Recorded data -
* * * *
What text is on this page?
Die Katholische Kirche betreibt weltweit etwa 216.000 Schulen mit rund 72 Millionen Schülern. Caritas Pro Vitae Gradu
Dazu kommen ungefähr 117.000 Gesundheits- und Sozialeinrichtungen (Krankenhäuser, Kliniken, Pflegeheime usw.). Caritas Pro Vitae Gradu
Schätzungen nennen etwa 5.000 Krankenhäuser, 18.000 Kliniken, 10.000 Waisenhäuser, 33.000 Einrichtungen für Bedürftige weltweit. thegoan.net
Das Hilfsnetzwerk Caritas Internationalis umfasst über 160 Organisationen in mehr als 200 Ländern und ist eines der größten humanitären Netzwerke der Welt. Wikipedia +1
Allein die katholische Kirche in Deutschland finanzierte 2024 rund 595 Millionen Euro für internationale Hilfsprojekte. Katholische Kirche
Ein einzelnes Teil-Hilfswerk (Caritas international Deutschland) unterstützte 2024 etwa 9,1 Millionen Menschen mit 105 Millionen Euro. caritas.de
* * * *
WRITTEN PROBLEM -
Find the word "weltweit" in the data and show each line that holds it.

THE COMPLETED TASK -
Die Katholische Kirche betreibt weltweit etwa 216.000 Schulen mit rund 72 Millionen Schülern. Caritas Pro Vitae Gradu
Schätzungen nennen etwa 5.000 Krankenhäuser, 18.000 Kliniken, 10.000 Waisenhäuser, 33.000 Einrichtungen für Bedürftige weltweit. thegoan.net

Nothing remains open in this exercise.